• _What you are asked to do_
Copy out each line containing "color" from the entries below.

(Figure record listings)
——————

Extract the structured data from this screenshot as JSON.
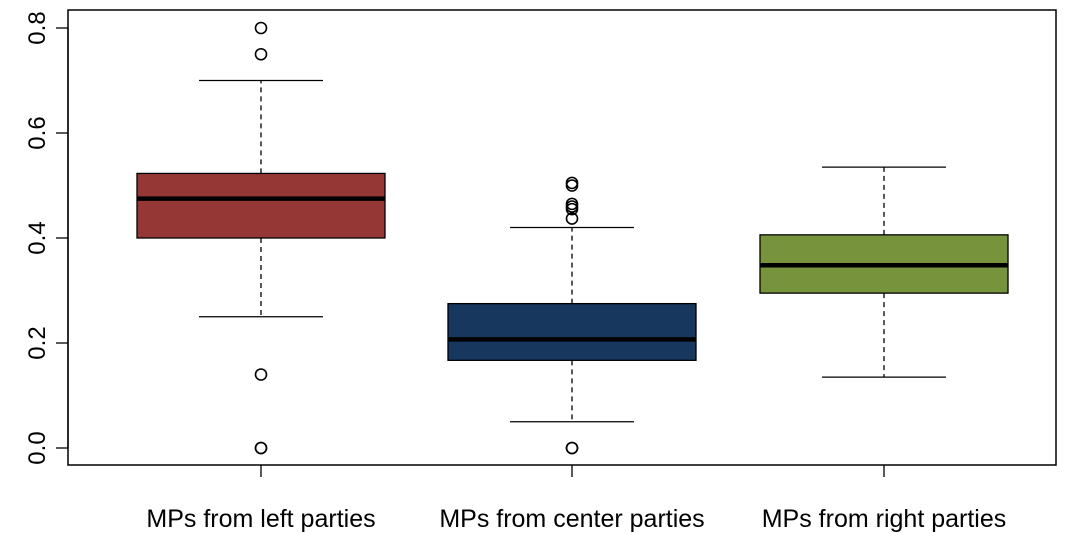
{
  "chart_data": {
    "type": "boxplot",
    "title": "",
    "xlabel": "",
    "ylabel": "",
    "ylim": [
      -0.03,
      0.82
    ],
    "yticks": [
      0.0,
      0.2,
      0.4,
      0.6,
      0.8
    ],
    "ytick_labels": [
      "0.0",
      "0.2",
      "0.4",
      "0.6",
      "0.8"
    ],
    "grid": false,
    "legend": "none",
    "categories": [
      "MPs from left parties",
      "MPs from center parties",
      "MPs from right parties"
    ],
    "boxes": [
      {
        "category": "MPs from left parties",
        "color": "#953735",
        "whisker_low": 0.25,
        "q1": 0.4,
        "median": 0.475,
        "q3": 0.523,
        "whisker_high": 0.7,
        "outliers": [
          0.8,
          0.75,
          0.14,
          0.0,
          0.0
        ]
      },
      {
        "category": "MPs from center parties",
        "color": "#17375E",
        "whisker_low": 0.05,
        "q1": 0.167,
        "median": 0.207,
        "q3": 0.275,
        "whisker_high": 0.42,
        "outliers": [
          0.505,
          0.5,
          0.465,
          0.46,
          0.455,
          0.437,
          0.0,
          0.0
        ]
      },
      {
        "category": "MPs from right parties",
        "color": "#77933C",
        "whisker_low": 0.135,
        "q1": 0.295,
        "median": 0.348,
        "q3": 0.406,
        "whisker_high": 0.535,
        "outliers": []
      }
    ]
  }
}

——————

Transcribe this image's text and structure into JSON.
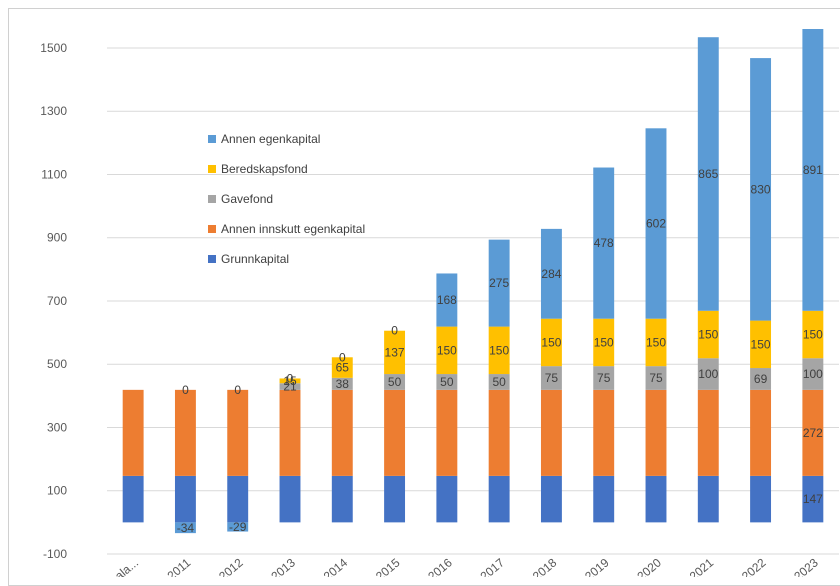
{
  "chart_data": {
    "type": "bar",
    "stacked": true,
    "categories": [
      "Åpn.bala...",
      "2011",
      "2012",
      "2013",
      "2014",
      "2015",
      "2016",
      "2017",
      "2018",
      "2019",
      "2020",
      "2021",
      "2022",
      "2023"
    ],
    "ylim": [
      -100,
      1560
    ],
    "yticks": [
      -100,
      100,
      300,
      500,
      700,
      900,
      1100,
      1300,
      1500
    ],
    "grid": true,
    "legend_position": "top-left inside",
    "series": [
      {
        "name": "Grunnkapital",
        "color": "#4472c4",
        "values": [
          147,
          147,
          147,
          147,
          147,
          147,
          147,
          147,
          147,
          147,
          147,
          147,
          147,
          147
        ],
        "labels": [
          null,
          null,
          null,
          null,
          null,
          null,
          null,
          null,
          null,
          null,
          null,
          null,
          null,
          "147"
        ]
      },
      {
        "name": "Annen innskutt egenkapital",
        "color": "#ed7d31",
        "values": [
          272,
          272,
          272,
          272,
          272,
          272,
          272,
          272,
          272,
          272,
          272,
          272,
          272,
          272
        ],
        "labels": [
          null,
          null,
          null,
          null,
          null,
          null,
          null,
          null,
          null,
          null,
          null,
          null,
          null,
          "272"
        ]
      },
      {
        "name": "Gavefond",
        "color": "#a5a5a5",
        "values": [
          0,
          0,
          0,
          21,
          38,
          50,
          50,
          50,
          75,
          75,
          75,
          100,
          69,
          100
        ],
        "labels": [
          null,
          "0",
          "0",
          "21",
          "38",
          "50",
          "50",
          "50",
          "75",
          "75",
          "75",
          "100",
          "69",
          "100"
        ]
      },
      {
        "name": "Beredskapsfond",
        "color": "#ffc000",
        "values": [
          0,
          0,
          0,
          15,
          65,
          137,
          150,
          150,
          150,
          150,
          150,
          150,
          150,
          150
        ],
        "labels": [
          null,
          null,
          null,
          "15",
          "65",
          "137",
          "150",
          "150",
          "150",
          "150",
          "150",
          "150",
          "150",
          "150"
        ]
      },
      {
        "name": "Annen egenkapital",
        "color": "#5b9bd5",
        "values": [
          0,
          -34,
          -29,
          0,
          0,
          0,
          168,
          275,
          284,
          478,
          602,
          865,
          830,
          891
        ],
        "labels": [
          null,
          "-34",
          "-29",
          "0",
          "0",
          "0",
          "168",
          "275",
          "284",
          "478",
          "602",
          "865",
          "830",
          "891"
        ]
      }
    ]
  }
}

——————

• _Solution for this problem_
        "color": "#953735",
        "color": "#17375E",
        "color": "#77933C",
        "color": "#4472c4",
        "color": "#ed7d31",
        "color": "#a5a5a5",
        "color": "#ffc000",
        "color": "#5b9bd5",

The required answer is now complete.